── Study material
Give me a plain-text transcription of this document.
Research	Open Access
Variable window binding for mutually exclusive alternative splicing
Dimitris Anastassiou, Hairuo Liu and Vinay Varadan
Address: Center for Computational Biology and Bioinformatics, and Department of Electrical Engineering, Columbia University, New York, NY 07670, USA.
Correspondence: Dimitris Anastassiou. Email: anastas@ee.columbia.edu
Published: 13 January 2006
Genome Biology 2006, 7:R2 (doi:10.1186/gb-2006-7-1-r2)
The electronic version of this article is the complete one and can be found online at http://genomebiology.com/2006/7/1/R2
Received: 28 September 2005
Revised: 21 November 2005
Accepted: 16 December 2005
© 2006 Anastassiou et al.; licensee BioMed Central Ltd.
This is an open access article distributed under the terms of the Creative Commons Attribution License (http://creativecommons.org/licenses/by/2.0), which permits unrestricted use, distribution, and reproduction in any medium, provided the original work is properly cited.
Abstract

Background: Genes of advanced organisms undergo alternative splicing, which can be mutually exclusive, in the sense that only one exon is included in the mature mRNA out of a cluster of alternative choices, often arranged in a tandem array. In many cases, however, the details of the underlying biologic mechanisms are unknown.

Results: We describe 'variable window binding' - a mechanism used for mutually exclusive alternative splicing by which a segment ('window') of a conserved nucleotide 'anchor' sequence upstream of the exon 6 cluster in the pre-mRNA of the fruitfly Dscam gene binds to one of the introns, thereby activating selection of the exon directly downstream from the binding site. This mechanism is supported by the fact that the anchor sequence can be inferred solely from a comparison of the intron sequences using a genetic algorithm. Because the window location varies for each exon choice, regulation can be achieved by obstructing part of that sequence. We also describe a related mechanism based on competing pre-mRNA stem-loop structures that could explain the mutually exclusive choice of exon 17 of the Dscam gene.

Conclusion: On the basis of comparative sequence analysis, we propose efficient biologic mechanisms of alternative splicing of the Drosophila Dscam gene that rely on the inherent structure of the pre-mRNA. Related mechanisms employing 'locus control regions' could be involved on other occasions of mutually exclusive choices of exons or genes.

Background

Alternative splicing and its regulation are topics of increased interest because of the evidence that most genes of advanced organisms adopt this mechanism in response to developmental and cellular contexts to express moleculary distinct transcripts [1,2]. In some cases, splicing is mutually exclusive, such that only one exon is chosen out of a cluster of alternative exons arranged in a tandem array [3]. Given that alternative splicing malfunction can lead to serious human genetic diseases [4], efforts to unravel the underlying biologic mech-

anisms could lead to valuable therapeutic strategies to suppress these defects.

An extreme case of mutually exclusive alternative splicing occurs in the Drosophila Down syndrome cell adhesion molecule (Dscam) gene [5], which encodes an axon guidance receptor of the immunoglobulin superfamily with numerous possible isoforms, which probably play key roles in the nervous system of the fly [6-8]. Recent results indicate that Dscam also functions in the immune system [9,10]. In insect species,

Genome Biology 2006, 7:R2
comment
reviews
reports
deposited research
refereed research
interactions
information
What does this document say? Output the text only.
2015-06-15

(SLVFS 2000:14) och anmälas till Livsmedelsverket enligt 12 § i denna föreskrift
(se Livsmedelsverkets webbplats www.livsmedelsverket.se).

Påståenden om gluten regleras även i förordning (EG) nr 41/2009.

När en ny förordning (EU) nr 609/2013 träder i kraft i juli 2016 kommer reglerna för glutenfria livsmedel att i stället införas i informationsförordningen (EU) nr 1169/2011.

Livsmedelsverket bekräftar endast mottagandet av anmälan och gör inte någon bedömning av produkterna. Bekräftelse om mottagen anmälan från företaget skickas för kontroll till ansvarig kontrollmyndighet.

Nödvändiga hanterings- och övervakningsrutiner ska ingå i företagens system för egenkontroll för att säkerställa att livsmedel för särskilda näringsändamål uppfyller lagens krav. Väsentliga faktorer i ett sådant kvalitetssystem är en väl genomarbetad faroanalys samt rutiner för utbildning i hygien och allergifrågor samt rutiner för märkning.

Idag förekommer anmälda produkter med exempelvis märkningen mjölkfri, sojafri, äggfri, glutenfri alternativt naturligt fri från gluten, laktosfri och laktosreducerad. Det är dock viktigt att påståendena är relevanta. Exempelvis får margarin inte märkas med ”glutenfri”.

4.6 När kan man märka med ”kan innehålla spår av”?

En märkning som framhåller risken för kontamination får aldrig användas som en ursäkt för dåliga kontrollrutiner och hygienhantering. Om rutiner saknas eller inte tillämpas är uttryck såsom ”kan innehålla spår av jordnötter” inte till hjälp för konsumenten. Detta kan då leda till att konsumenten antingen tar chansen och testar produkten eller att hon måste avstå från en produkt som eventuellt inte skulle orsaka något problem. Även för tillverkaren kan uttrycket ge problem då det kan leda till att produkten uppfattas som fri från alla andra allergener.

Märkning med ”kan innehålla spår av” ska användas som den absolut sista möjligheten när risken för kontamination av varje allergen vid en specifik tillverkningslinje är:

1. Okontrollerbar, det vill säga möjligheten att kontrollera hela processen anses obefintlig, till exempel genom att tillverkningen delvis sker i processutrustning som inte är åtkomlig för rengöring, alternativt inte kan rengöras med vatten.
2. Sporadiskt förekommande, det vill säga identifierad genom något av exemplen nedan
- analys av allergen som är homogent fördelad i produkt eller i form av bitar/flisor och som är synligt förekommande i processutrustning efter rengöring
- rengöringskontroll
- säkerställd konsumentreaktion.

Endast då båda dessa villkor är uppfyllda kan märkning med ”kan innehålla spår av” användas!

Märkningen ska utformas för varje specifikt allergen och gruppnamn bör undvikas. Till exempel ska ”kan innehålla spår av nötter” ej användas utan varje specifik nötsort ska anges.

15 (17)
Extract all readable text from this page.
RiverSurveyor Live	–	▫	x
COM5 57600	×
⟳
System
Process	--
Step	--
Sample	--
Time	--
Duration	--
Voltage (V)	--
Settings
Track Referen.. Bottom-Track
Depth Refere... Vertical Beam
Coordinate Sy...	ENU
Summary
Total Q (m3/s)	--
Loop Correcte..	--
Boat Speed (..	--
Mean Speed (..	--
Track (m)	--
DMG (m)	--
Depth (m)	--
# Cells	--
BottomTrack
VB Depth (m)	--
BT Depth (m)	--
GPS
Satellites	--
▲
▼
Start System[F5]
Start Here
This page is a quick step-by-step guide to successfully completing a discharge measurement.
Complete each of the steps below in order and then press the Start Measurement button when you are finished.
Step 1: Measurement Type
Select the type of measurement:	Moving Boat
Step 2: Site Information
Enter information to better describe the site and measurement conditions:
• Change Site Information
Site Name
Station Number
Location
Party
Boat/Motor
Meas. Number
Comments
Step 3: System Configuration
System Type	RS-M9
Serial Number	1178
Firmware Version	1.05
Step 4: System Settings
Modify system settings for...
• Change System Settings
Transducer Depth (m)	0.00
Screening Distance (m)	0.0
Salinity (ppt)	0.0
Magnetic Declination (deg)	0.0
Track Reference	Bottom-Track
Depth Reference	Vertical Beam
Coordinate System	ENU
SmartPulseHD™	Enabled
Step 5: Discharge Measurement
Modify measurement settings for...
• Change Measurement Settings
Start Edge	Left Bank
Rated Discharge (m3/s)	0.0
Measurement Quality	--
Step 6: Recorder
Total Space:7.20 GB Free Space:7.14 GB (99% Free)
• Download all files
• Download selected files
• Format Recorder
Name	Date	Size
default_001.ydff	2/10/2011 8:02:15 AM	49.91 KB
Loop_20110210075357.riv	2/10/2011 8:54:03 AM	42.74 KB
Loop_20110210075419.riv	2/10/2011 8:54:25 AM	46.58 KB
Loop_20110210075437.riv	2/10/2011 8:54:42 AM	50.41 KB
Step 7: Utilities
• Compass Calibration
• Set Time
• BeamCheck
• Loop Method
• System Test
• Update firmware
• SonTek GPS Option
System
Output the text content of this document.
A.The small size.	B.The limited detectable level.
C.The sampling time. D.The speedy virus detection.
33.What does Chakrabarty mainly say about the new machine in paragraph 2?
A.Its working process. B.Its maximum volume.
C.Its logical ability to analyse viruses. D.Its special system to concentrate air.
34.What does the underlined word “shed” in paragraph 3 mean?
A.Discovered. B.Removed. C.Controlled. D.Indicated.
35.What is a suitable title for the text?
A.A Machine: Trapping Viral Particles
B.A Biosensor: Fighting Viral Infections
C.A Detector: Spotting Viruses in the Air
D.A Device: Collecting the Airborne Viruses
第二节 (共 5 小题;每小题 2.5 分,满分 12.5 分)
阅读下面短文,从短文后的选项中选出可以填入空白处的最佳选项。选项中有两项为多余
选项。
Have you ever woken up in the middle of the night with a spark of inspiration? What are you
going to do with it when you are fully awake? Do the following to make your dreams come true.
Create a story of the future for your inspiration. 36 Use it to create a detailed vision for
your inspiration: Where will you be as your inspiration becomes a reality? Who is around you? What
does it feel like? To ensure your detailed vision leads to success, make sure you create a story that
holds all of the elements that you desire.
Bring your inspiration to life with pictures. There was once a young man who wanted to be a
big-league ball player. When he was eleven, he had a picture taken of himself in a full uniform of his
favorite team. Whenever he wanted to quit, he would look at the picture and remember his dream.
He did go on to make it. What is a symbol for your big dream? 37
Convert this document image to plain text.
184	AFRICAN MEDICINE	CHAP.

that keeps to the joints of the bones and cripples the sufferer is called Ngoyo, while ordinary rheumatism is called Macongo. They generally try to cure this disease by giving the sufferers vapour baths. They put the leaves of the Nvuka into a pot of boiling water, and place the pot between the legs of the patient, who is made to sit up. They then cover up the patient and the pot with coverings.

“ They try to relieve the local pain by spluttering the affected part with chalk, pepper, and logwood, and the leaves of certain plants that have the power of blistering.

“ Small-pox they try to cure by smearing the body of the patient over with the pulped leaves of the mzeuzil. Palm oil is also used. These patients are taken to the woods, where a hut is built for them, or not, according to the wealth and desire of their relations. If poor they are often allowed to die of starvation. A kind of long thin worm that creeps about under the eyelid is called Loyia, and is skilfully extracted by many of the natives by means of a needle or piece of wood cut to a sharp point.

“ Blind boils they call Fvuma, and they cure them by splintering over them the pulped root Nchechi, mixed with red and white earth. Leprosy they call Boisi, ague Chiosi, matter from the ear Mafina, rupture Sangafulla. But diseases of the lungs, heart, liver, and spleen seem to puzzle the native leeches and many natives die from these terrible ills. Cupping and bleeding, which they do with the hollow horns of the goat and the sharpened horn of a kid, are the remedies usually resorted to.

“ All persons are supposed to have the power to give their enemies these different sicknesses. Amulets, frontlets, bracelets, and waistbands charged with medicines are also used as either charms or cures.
────
• **Task to complete**: Each line in the records above with "Coordinate" must be returned.

• **Result below**:
Coordinate Sy...	ENU
Coordinate System	ENU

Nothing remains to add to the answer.